* **The request**
Show every line where "hatch" occurs.

* **Record extracts**
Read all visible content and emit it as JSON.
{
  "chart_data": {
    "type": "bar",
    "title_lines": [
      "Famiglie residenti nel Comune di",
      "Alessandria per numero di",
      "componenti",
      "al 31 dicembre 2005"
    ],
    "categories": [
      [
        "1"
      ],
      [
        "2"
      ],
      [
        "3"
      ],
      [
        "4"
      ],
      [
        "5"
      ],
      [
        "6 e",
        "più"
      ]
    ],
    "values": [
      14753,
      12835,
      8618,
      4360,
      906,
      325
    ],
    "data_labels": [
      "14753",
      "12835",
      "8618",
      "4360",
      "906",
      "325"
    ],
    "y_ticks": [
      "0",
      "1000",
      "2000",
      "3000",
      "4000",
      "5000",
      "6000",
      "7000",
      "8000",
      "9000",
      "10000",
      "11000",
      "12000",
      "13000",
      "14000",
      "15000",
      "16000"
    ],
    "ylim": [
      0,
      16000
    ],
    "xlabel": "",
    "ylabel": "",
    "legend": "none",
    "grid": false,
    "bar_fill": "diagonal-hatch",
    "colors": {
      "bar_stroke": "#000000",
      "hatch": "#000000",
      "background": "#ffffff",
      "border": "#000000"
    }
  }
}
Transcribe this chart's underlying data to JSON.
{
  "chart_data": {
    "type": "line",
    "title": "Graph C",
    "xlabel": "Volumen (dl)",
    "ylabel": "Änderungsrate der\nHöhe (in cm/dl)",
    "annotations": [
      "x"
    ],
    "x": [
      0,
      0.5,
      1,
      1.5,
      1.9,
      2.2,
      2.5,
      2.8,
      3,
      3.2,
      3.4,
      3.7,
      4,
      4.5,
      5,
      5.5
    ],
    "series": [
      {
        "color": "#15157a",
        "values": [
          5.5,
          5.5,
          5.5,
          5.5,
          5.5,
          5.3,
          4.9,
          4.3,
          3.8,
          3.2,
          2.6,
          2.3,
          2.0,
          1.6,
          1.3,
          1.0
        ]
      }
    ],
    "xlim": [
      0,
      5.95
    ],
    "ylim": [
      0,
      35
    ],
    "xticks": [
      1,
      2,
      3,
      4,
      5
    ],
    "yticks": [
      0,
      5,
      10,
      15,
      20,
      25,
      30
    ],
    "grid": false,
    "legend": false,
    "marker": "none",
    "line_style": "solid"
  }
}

* * *

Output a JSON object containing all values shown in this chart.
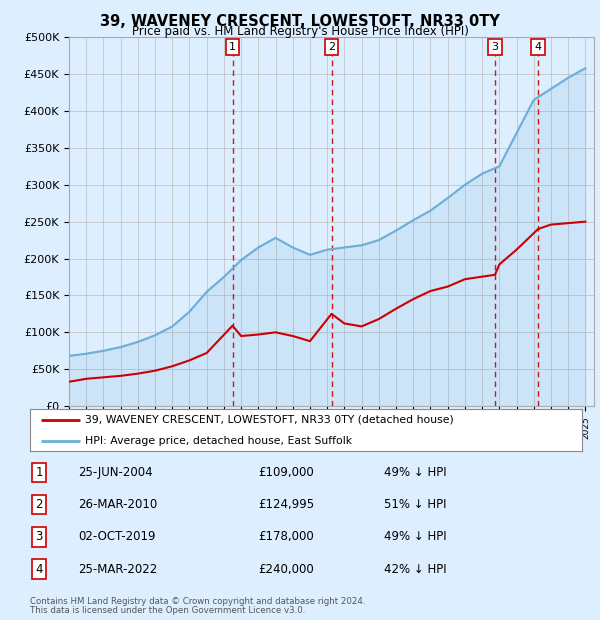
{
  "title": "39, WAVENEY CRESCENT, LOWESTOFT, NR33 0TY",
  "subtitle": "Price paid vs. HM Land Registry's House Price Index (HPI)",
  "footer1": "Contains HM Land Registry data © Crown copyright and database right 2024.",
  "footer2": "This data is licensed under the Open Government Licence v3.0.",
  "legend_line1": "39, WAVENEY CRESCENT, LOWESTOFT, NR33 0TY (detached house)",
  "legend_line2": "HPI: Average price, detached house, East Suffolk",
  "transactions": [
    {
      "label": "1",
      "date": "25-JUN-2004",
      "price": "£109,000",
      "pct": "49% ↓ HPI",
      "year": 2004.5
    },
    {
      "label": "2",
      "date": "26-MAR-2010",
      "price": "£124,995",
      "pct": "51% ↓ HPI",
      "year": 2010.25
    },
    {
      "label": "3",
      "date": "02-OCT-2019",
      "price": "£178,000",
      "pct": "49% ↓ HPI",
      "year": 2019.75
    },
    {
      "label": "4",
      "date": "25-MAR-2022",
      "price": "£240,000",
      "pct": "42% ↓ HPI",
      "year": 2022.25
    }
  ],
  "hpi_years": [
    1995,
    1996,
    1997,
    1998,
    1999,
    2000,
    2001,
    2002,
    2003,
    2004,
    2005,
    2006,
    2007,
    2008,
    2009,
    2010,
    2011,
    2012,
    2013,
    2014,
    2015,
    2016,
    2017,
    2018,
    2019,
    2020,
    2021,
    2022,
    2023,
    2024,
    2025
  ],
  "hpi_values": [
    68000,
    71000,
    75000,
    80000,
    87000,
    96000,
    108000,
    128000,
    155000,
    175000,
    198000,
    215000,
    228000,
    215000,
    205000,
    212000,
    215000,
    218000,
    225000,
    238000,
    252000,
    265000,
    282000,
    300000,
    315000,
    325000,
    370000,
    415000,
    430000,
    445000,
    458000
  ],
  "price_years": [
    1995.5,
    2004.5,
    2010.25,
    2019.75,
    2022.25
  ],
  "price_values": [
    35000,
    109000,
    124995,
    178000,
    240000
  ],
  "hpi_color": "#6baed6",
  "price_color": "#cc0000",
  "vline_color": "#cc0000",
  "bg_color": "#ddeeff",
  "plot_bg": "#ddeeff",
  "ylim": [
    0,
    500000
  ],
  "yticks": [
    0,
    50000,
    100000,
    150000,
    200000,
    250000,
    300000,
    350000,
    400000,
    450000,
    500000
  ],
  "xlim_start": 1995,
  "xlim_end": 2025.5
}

* **Answer for this exercise**
    "bar_fill": "diagonal-hatch",
      "hatch": "#000000",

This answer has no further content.